- _Input data_
--
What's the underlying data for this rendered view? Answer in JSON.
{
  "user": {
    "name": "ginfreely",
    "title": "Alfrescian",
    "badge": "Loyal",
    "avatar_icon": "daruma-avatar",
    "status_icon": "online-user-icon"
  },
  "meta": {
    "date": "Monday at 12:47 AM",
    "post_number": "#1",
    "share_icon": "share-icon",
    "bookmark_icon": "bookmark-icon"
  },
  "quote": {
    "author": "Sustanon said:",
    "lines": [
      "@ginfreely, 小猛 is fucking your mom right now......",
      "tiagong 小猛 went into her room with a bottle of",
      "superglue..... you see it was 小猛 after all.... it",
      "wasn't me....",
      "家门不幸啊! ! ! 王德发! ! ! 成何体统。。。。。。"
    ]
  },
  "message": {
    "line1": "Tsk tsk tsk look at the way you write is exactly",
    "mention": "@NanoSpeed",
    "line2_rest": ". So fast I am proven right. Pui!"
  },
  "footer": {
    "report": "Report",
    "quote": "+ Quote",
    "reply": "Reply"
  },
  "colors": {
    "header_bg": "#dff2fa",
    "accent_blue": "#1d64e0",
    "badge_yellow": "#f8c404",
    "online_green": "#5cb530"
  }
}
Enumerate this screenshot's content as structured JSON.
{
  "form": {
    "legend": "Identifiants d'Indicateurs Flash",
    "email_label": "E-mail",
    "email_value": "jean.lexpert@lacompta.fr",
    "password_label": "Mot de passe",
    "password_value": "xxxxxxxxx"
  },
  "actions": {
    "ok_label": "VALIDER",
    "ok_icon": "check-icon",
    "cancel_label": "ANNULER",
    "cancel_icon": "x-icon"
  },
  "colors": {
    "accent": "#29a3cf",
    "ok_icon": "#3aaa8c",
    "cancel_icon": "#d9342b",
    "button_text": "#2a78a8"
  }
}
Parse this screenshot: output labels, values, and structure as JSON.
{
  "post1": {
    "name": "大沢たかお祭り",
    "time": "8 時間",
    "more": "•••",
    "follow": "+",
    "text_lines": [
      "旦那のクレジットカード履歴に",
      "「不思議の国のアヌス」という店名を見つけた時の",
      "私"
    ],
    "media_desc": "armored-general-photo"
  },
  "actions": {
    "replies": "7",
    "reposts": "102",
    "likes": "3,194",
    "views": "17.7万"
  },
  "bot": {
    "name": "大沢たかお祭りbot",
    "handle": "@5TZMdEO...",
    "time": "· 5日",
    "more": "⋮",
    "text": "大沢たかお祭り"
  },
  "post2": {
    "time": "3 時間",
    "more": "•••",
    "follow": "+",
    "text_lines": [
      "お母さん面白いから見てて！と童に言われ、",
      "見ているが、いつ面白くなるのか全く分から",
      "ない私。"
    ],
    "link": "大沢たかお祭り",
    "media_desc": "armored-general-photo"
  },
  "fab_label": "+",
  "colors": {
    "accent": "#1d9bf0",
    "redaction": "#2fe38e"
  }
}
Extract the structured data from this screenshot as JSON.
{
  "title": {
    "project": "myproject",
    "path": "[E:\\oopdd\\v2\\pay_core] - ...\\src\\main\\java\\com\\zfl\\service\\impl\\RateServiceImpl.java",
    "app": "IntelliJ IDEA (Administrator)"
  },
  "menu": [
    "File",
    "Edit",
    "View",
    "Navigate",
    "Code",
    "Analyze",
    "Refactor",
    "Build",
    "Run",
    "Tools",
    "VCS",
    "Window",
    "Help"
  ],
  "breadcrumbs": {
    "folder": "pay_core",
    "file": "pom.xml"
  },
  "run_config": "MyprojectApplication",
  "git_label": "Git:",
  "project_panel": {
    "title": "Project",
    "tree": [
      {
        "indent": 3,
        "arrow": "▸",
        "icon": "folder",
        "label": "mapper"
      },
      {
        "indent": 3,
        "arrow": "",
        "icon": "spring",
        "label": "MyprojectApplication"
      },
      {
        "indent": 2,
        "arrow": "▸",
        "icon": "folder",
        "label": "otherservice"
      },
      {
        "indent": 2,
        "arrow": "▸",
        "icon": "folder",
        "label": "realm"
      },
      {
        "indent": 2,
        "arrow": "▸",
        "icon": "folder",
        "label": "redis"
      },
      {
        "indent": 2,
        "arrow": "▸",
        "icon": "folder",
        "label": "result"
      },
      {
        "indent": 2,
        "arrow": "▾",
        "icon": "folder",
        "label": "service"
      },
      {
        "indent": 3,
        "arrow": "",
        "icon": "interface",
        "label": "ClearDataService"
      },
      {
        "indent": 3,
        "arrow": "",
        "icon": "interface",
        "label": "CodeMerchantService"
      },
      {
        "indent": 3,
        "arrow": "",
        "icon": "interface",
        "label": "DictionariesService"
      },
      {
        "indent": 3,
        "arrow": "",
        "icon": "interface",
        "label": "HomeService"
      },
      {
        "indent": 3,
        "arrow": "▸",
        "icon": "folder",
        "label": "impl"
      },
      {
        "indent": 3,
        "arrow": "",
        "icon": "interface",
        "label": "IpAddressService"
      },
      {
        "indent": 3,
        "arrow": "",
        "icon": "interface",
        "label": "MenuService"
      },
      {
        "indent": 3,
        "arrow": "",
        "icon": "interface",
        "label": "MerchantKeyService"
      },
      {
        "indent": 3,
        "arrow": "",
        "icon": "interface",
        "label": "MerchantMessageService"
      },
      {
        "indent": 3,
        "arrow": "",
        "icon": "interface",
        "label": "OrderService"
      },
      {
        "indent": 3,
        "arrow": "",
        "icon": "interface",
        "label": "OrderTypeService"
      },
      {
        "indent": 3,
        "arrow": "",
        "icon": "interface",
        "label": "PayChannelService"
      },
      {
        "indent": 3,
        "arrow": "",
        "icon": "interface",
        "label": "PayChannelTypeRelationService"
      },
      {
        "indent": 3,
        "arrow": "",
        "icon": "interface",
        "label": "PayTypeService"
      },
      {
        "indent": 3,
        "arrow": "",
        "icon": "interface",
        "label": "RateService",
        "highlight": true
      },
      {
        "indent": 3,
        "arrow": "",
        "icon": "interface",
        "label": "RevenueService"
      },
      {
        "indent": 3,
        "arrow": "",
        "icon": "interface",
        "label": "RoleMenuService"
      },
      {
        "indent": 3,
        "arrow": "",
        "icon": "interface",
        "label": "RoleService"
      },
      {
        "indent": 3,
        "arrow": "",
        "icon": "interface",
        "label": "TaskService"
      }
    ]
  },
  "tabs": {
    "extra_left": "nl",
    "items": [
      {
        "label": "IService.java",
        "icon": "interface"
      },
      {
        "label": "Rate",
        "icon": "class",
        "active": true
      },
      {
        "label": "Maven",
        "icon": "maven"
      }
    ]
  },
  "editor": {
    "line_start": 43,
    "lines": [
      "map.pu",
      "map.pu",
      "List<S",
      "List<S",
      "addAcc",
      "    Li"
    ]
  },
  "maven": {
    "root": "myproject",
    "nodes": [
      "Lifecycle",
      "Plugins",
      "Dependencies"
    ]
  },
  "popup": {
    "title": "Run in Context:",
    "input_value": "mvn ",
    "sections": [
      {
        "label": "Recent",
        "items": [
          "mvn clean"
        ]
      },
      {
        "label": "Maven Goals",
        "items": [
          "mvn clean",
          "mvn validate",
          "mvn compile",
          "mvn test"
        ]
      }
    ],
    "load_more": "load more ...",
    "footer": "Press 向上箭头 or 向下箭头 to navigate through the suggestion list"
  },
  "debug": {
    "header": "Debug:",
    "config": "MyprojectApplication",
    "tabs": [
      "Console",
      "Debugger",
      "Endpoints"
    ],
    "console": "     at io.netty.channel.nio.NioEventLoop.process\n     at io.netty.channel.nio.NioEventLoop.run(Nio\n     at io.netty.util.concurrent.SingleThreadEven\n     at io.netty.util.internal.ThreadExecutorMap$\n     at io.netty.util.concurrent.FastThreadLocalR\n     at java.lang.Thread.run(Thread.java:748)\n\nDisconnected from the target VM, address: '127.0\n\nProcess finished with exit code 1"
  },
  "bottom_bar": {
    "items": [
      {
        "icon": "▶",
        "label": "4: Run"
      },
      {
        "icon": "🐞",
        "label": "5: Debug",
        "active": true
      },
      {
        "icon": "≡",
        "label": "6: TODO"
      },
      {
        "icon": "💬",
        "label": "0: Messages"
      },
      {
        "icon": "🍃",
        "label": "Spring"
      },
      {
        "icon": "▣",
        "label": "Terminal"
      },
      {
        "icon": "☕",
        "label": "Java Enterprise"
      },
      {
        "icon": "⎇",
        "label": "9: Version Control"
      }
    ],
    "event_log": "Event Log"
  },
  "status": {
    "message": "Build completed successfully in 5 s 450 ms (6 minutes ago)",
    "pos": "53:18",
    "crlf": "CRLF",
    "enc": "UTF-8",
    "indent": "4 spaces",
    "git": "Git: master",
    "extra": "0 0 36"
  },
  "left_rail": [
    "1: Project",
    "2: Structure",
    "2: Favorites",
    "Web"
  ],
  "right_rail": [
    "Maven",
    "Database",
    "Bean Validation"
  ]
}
--
- _Set problem_
Filter the entries above down to the lines containing the word "name".

- _Complete response_
    "name": "ginfreely",
    "name": "大沢たかお祭り",
    "name": "大沢たかお祭りbot",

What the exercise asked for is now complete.